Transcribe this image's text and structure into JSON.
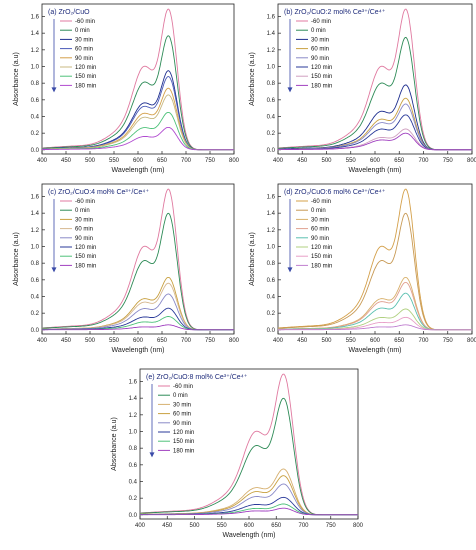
{
  "figure": {
    "wavelength_unit_label": "Wavelength (nm)",
    "absorbance_label": "Absorbance (a.u)"
  },
  "chart_data": [
    {
      "type": "line",
      "panel": "(a)",
      "title": "(a) ZrO₂/CuO",
      "xlabel": "Wavelength (nm)",
      "ylabel": "Absorbance (a.u)",
      "xlim": [
        400,
        800
      ],
      "ylim": [
        -0.05,
        1.75
      ],
      "xticks": [
        400,
        450,
        500,
        550,
        600,
        650,
        700,
        750,
        800
      ],
      "yticks": [
        0.0,
        0.2,
        0.4,
        0.6,
        0.8,
        1.0,
        1.2,
        1.4,
        1.6
      ],
      "legend_placement": "top-left",
      "legend_arrow": "down",
      "peak_wavelength": 663,
      "series": [
        {
          "name": "-60 min",
          "color": "#e07aa0",
          "peak": 1.69
        },
        {
          "name": "0 min",
          "color": "#2e8b57",
          "peak": 1.37
        },
        {
          "name": "30 min",
          "color": "#1f2f8f",
          "peak": 0.95
        },
        {
          "name": "60 min",
          "color": "#4a5ab8",
          "peak": 0.88
        },
        {
          "name": "90 min",
          "color": "#d4a04a",
          "peak": 0.74
        },
        {
          "name": "120 min",
          "color": "#c8b880",
          "peak": 0.66
        },
        {
          "name": "150 min",
          "color": "#4ec27a",
          "peak": 0.45
        },
        {
          "name": "180 min",
          "color": "#b04ad0",
          "peak": 0.27
        }
      ]
    },
    {
      "type": "line",
      "panel": "(b)",
      "title": "(b) ZrO₂/CuO:2 mol% Ce³⁺/Ce⁴⁺",
      "xlabel": "Wavelength (nm)",
      "ylabel": "Absorbance (a.u)",
      "xlim": [
        400,
        800
      ],
      "ylim": [
        -0.05,
        1.75
      ],
      "xticks": [
        400,
        450,
        500,
        550,
        600,
        650,
        700,
        750,
        800
      ],
      "yticks": [
        0.0,
        0.2,
        0.4,
        0.6,
        0.8,
        1.0,
        1.2,
        1.4,
        1.6
      ],
      "legend_placement": "top-left",
      "legend_arrow": "down",
      "peak_wavelength": 663,
      "series": [
        {
          "name": "-60 min",
          "color": "#e07aa0",
          "peak": 1.69
        },
        {
          "name": "0 min",
          "color": "#2e8b57",
          "peak": 1.35
        },
        {
          "name": "30 min",
          "color": "#1f2f8f",
          "peak": 0.78
        },
        {
          "name": "60 min",
          "color": "#c8a040",
          "peak": 0.62
        },
        {
          "name": "90 min",
          "color": "#8a8ac8",
          "peak": 0.55
        },
        {
          "name": "120 min",
          "color": "#2a3a9a",
          "peak": 0.42
        },
        {
          "name": "150 min",
          "color": "#d0a0c0",
          "peak": 0.25
        },
        {
          "name": "180 min",
          "color": "#a040c0",
          "peak": 0.2
        }
      ]
    },
    {
      "type": "line",
      "panel": "(c)",
      "title": "(c) ZrO₂/CuO:4 mol% Ce³⁺/Ce⁴⁺",
      "xlabel": "Wavelength (nm)",
      "ylabel": "Absorbance (a.u)",
      "xlim": [
        400,
        800
      ],
      "ylim": [
        -0.05,
        1.75
      ],
      "xticks": [
        400,
        450,
        500,
        550,
        600,
        650,
        700,
        750,
        800
      ],
      "yticks": [
        0.0,
        0.2,
        0.4,
        0.6,
        0.8,
        1.0,
        1.2,
        1.4,
        1.6
      ],
      "legend_placement": "top-left",
      "legend_arrow": "down",
      "peak_wavelength": 663,
      "series": [
        {
          "name": "-60 min",
          "color": "#e07aa0",
          "peak": 1.69
        },
        {
          "name": "0 min",
          "color": "#2e8b57",
          "peak": 1.4
        },
        {
          "name": "30 min",
          "color": "#c8a040",
          "peak": 0.63
        },
        {
          "name": "60 min",
          "color": "#d6b890",
          "peak": 0.56
        },
        {
          "name": "90 min",
          "color": "#8a8ac8",
          "peak": 0.43
        },
        {
          "name": "120 min",
          "color": "#2a3a9a",
          "peak": 0.26
        },
        {
          "name": "150 min",
          "color": "#4ec27a",
          "peak": 0.16
        },
        {
          "name": "180 min",
          "color": "#a040c0",
          "peak": 0.06
        }
      ]
    },
    {
      "type": "line",
      "panel": "(d)",
      "title": "(d) ZrO₂/CuO:6 mol% Ce³⁺/Ce⁴⁺",
      "xlabel": "Wavelength (nm)",
      "ylabel": "Absorbance (a.u)",
      "xlim": [
        400,
        800
      ],
      "ylim": [
        -0.05,
        1.75
      ],
      "xticks": [
        400,
        450,
        500,
        550,
        600,
        650,
        700,
        750,
        800
      ],
      "yticks": [
        0.0,
        0.2,
        0.4,
        0.6,
        0.8,
        1.0,
        1.2,
        1.4,
        1.6
      ],
      "legend_placement": "top-left",
      "legend_arrow": "down",
      "peak_wavelength": 663,
      "series": [
        {
          "name": "-60 min",
          "color": "#d4a04a",
          "peak": 1.69
        },
        {
          "name": "0 min",
          "color": "#c89a55",
          "peak": 1.4
        },
        {
          "name": "30 min",
          "color": "#d8b06a",
          "peak": 0.63
        },
        {
          "name": "60 min",
          "color": "#e0a090",
          "peak": 0.57
        },
        {
          "name": "90 min",
          "color": "#5ac0b0",
          "peak": 0.44
        },
        {
          "name": "120 min",
          "color": "#b0d080",
          "peak": 0.25
        },
        {
          "name": "150 min",
          "color": "#e8a0c8",
          "peak": 0.15
        },
        {
          "name": "180 min",
          "color": "#c080d0",
          "peak": 0.06
        }
      ]
    },
    {
      "type": "line",
      "panel": "(e)",
      "title": "(e) ZrO₂/CuO:8 mol% Ce³⁺/Ce⁴⁺",
      "xlabel": "Wavelength (nm)",
      "ylabel": "Absorbance (a.u)",
      "xlim": [
        400,
        800
      ],
      "ylim": [
        -0.05,
        1.75
      ],
      "xticks": [
        400,
        450,
        500,
        550,
        600,
        650,
        700,
        750,
        800
      ],
      "yticks": [
        0.0,
        0.2,
        0.4,
        0.6,
        0.8,
        1.0,
        1.2,
        1.4,
        1.6
      ],
      "legend_placement": "top-left",
      "legend_arrow": "down",
      "peak_wavelength": 663,
      "series": [
        {
          "name": "-60 min",
          "color": "#e07aa0",
          "peak": 1.69
        },
        {
          "name": "0 min",
          "color": "#2e8b57",
          "peak": 1.4
        },
        {
          "name": "30 min",
          "color": "#d6b070",
          "peak": 0.55
        },
        {
          "name": "60 min",
          "color": "#c8a040",
          "peak": 0.47
        },
        {
          "name": "90 min",
          "color": "#8a8ac8",
          "peak": 0.37
        },
        {
          "name": "120 min",
          "color": "#2a3a9a",
          "peak": 0.21
        },
        {
          "name": "150 min",
          "color": "#4ec27a",
          "peak": 0.13
        },
        {
          "name": "180 min",
          "color": "#a040c0",
          "peak": 0.08
        }
      ]
    }
  ]
}
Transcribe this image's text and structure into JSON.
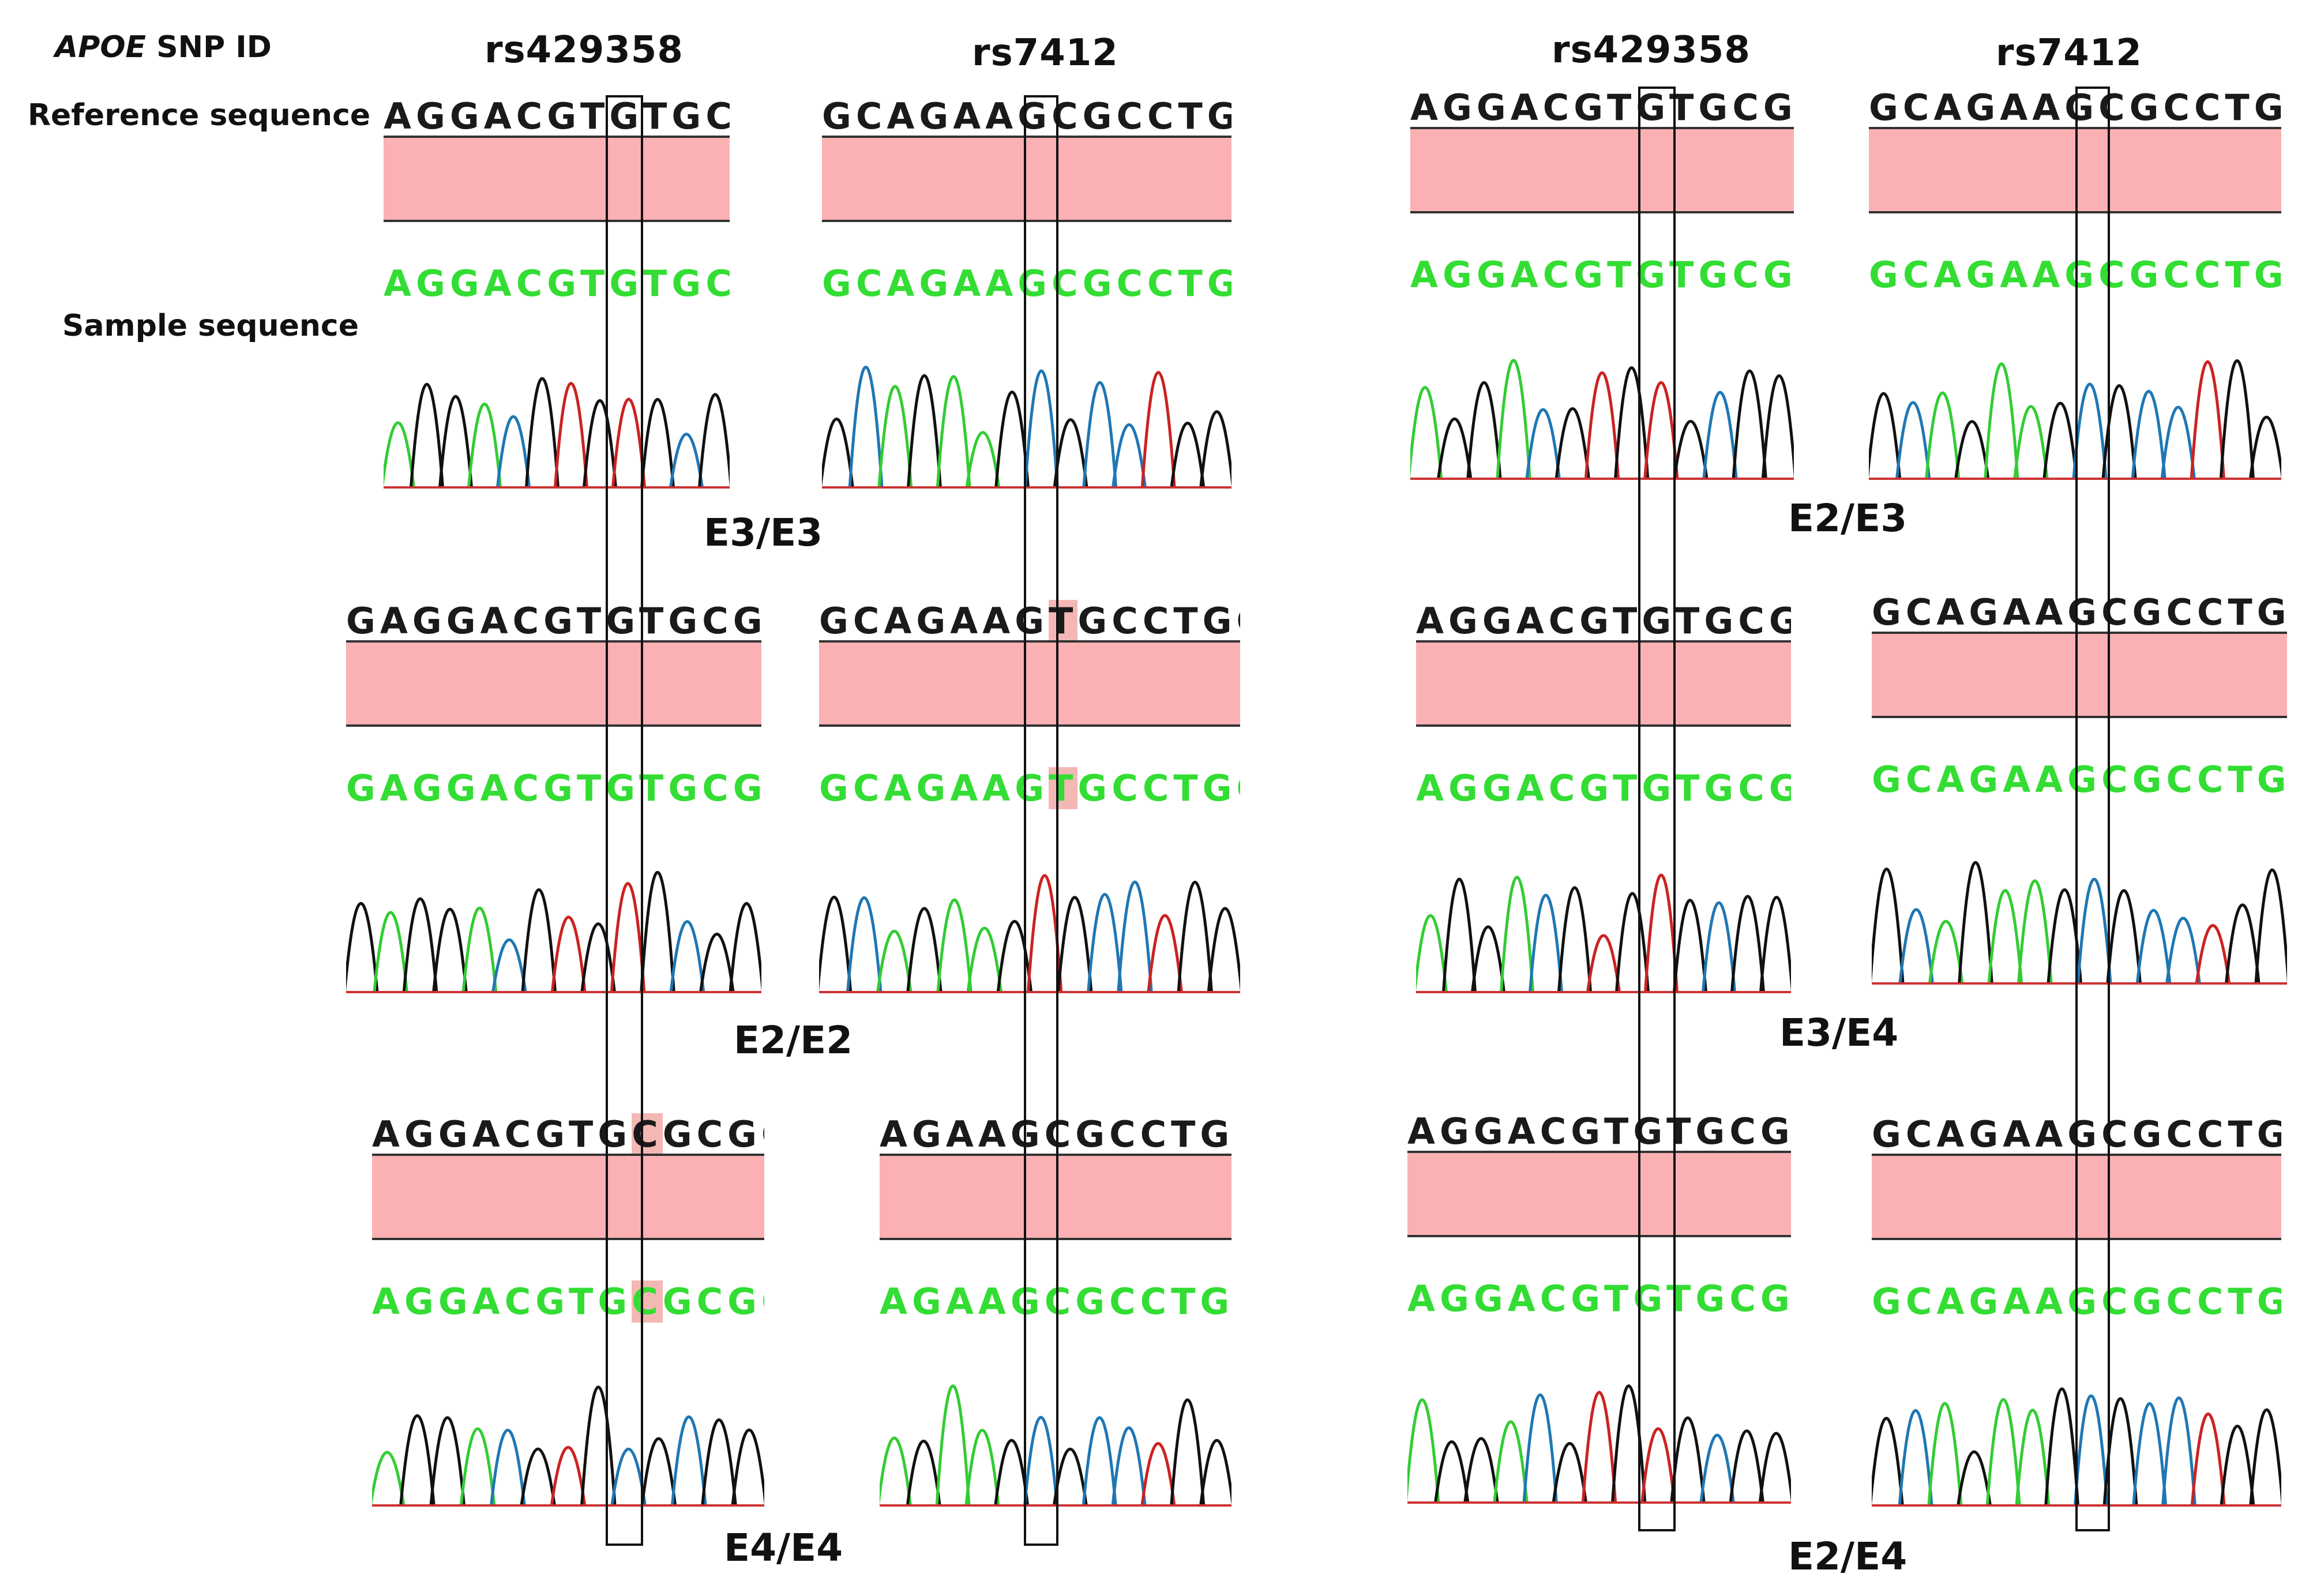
{
  "header": {
    "gene_label": "APOE",
    "snp_id_label": "SNP ID",
    "reference_label": "Reference sequence",
    "sample_label": "Sample sequence",
    "snp_left_1": "rs429358",
    "snp_left_2": "rs7412",
    "snp_right_1": "rs429358",
    "snp_right_2": "rs7412"
  },
  "panels": [
    {
      "ref": "AGGACGTGTGCG",
      "sample": "AGGACGTGTGCG",
      "highlight": false
    },
    {
      "ref": "GCAGAAGCGCCTGG",
      "sample": "GCAGAAGCGCCTGG",
      "highlight": false
    },
    {
      "ref": "AGGACGTGTGCGG",
      "sample": "AGGACGTGTGCGG",
      "highlight": false
    },
    {
      "ref": "GCAGAAGCGCCTGG",
      "sample": "GCAGAAGCGCCTGG",
      "highlight": false
    },
    {
      "ref": "GAGGACGTGTGCGG",
      "sample": "GAGGACGTGTGCGG",
      "highlight": false
    },
    {
      "ref_pre": "GCAGAAG",
      "ref_hl": "T",
      "ref_post": "GCCTGG",
      "sample_pre": "GCAGAAG",
      "sample_hl": "T",
      "sample_post": "GCCTGG",
      "highlight": true
    },
    {
      "ref": "AGGACGTGTGCGG",
      "sample": "AGGACGTGTGCGG",
      "highlight": false
    },
    {
      "ref": "GCAGAAGCGCCTGG",
      "sample": "GCAGAAGCGCCTGG",
      "highlight": false
    },
    {
      "ref_pre": "AGGACGTG",
      "ref_hl": "C",
      "ref_post": "GCGG",
      "sample_pre": "AGGACGTG",
      "sample_hl": "C",
      "sample_post": "GCGG",
      "highlight": true
    },
    {
      "ref": "AGAAGCGCCTGG",
      "sample": "AGAAGCGCCTGG",
      "highlight": false
    },
    {
      "ref": "AGGACGTGTGCGG",
      "sample": "AGGACGTGTGCGG",
      "highlight": false
    },
    {
      "ref": "GCAGAAGCGCCTGG",
      "sample": "GCAGAAGCGCCTGG",
      "highlight": false
    }
  ],
  "genotypes": {
    "left_row1": "E3/E3",
    "left_row2": "E2/E2",
    "left_row3": "E4/E4",
    "right_row1": "E2/E3",
    "right_row2": "E3/E4",
    "right_row3": "E2/E4"
  },
  "colors": {
    "ref_text": "#1a1a1a",
    "sample_text": "#33dd33",
    "alignment_bar": "#fbb1b4",
    "variant_highlight": "#f4b8b4",
    "trace_A": "#33cc33",
    "trace_C": "#1f77b4",
    "trace_G": "#111111",
    "trace_T": "#cc2222"
  }
}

□ □ □ □

• [Request]: Search the lines above for the string "ZrO₂", then show every one that has it.

• [Output of the exercise]:
      "title": "(a) ZrO₂/CuO",
      "title": "(b) ZrO₂/CuO:2 mol% Ce³⁺/Ce⁴⁺",
      "title": "(c) ZrO₂/CuO:4 mol% Ce³⁺/Ce⁴⁺",
      "title": "(d) ZrO₂/CuO:6 mol% Ce³⁺/Ce⁴⁺",
      "title": "(e) ZrO₂/CuO:8 mol% Ce³⁺/Ce⁴⁺",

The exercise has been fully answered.